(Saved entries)
* START *

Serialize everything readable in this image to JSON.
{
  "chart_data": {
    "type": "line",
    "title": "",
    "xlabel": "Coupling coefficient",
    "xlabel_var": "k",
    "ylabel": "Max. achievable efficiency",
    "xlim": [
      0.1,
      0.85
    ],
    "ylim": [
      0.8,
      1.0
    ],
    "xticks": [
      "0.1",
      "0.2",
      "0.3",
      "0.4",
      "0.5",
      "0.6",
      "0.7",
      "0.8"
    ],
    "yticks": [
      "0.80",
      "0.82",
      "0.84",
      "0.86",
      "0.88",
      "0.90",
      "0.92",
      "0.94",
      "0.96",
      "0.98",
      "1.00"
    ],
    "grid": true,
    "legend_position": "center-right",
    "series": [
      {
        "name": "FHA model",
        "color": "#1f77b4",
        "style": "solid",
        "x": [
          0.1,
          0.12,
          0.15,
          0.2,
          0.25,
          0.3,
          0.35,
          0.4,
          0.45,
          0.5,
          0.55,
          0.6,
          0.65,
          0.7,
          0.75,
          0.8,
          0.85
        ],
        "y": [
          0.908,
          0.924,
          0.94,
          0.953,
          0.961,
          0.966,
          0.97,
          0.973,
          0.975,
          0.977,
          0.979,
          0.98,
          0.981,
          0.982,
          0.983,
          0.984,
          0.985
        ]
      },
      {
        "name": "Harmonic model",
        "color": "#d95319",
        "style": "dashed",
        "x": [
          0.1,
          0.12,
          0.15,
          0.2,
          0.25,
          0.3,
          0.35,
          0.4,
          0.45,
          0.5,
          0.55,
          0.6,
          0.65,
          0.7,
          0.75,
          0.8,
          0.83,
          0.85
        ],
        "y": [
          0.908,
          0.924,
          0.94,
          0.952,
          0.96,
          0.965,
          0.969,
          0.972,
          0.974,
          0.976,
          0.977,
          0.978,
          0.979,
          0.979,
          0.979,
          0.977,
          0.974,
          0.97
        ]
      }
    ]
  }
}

* END *

Your task: Transcribe the data. Leave every line exactly as it is.

Task output:
Serialize everything readable in this image to JSON.
{
  "chart_data": {
    "type": "line",
    "title": "",
    "xlabel": "Coupling coefficient",
    "xlabel_var": "k",
    "ylabel": "Max. achievable efficiency",
    "xlim": [
      0.1,
      0.85
    ],
    "ylim": [
      0.8,
      1.0
    ],
    "xticks": [
      "0.1",
      "0.2",
      "0.3",
      "0.4",
      "0.5",
      "0.6",
      "0.7",
      "0.8"
    ],
    "yticks": [
      "0.80",
      "0.82",
      "0.84",
      "0.86",
      "0.88",
      "0.90",
      "0.92",
      "0.94",
      "0.96",
      "0.98",
      "1.00"
    ],
    "grid": true,
    "legend_position": "center-right",
    "series": [
      {
        "name": "FHA model",
        "color": "#1f77b4",
        "style": "solid",
        "x": [
          0.1,
          0.12,
          0.15,
          0.2,
          0.25,
          0.3,
          0.35,
          0.4,
          0.45,
          0.5,
          0.55,
          0.6,
          0.65,
          0.7,
          0.75,
          0.8,
          0.85
        ],
        "y": [
          0.908,
          0.924,
          0.94,
          0.953,
          0.961,
          0.966,
          0.97,
          0.973,
          0.975,
          0.977,
          0.979,
          0.98,
          0.981,
          0.982,
          0.983,
          0.984,
          0.985
        ]
      },
      {
        "name": "Harmonic model",
        "color": "#d95319",
        "style": "dashed",
        "x": [
          0.1,
          0.12,
          0.15,
          0.2,
          0.25,
          0.3,
          0.35,
          0.4,
          0.45,
          0.5,
          0.55,
          0.6,
          0.65,
          0.7,
          0.75,
          0.8,
          0.83,
          0.85
        ],
        "y": [
          0.908,
          0.924,
          0.94,
          0.952,
          0.96,
          0.965,
          0.969,
          0.972,
          0.974,
          0.976,
          0.977,
          0.978,
          0.979,
          0.979,
          0.979,
          0.977,
          0.974,
          0.97
        ]
      }
    ]
  }
}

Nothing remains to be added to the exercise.